▶ What is needed
Restate each line of the listing exactly, without carrying over any pictures.

------------------------------------------------------------------------

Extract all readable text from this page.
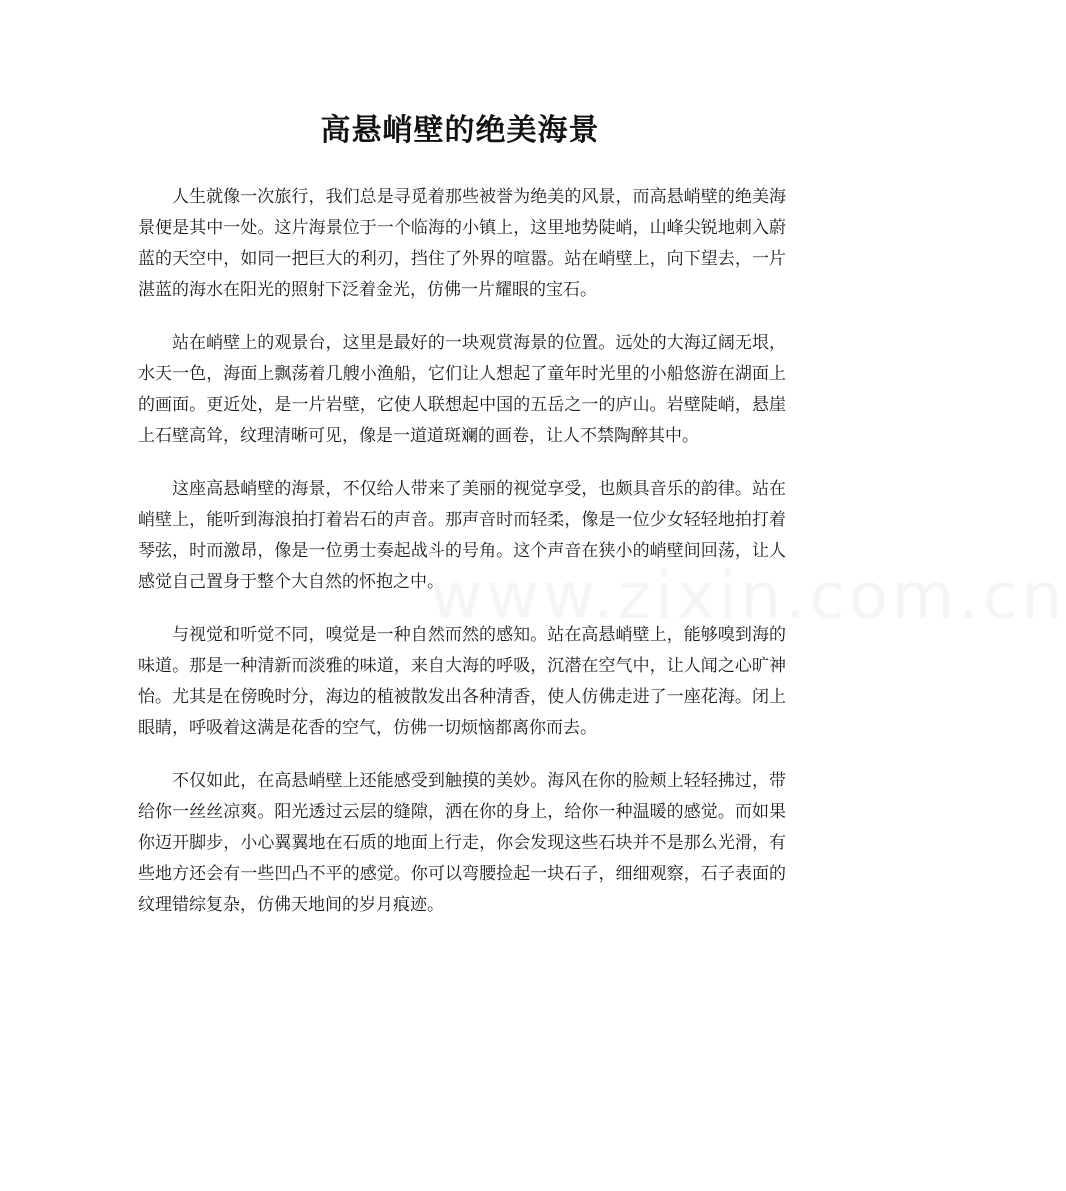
高悬峭壁的绝美海景
www.zixin.com.cn

人生就像一次旅行，我们总是寻觅着那些被誉为绝美的风景，而高悬峭壁的绝美海景便是其中一处。这片海景位于一个临海的小镇上，这里地势陡峭，山峰尖锐地刺入蔚蓝的天空中，如同一把巨大的利刃，挡住了外界的喧嚣。站在峭壁上，向下望去，一片湛蓝的海水在阳光的照射下泛着金光，仿佛一片耀眼的宝石。

站在峭壁上的观景台，这里是最好的一块观赏海景的位置。远处的大海辽阔无垠，水天一色，海面上飘荡着几艘小渔船，它们让人想起了童年时光里的小船悠游在湖面上的画面。更近处，是一片岩壁，它使人联想起中国的五岳之一的庐山。岩壁陡峭，悬崖上石壁高耸，纹理清晰可见，像是一道道斑斓的画卷，让人不禁陶醉其中。

这座高悬峭壁的海景，不仅给人带来了美丽的视觉享受，也颇具音乐的韵律。站在峭壁上，能听到海浪拍打着岩石的声音。那声音时而轻柔，像是一位少女轻轻地拍打着琴弦，时而激昂，像是一位勇士奏起战斗的号角。这个声音在狭小的峭壁间回荡，让人感觉自己置身于整个大自然的怀抱之中。

与视觉和听觉不同，嗅觉是一种自然而然的感知。站在高悬峭壁上，能够嗅到海的味道。那是一种清新而淡雅的味道，来自大海的呼吸，沉潜在空气中，让人闻之心旷神怡。尤其是在傍晚时分，海边的植被散发出各种清香，使人仿佛走进了一座花海。闭上眼睛，呼吸着这满是花香的空气，仿佛一切烦恼都离你而去。

不仅如此，在高悬峭壁上还能感受到触摸的美妙。海风在你的脸颊上轻轻拂过，带给你一丝丝凉爽。阳光透过云层的缝隙，洒在你的身上，给你一种温暖的感觉。而如果你迈开脚步，小心翼翼地在石质的地面上行走，你会发现这些石块并不是那么光滑，有些地方还会有一些凹凸不平的感觉。你可以弯腰捡起一块石子，细细观察，石子表面的纹理错综复杂，仿佛天地间的岁月痕迹。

------------------------------------------------------------------------

▶ Response below
Extract all readable text from this page.
高悬峭壁的绝美海景
www.zixin.com.cn

人生就像一次旅行，我们总是寻觅着那些被誉为绝美的风景，而高悬峭壁的绝美海景便是其中一处。这片海景位于一个临海的小镇上，这里地势陡峭，山峰尖锐地刺入蔚蓝的天空中，如同一把巨大的利刃，挡住了外界的喧嚣。站在峭壁上，向下望去，一片湛蓝的海水在阳光的照射下泛着金光，仿佛一片耀眼的宝石。

站在峭壁上的观景台，这里是最好的一块观赏海景的位置。远处的大海辽阔无垠，水天一色，海面上飘荡着几艘小渔船，它们让人想起了童年时光里的小船悠游在湖面上的画面。更近处，是一片岩壁，它使人联想起中国的五岳之一的庐山。岩壁陡峭，悬崖上石壁高耸，纹理清晰可见，像是一道道斑斓的画卷，让人不禁陶醉其中。

这座高悬峭壁的海景，不仅给人带来了美丽的视觉享受，也颇具音乐的韵律。站在峭壁上，能听到海浪拍打着岩石的声音。那声音时而轻柔，像是一位少女轻轻地拍打着琴弦，时而激昂，像是一位勇士奏起战斗的号角。这个声音在狭小的峭壁间回荡，让人感觉自己置身于整个大自然的怀抱之中。

与视觉和听觉不同，嗅觉是一种自然而然的感知。站在高悬峭壁上，能够嗅到海的味道。那是一种清新而淡雅的味道，来自大海的呼吸，沉潜在空气中，让人闻之心旷神怡。尤其是在傍晚时分，海边的植被散发出各种清香，使人仿佛走进了一座花海。闭上眼睛，呼吸着这满是花香的空气，仿佛一切烦恼都离你而去。

不仅如此，在高悬峭壁上还能感受到触摸的美妙。海风在你的脸颊上轻轻拂过，带给你一丝丝凉爽。阳光透过云层的缝隙，洒在你的身上，给你一种温暖的感觉。而如果你迈开脚步，小心翼翼地在石质的地面上行走，你会发现这些石块并不是那么光滑，有些地方还会有一些凹凸不平的感觉。你可以弯腰捡起一块石子，细细观察，石子表面的纹理错综复杂，仿佛天地间的岁月痕迹。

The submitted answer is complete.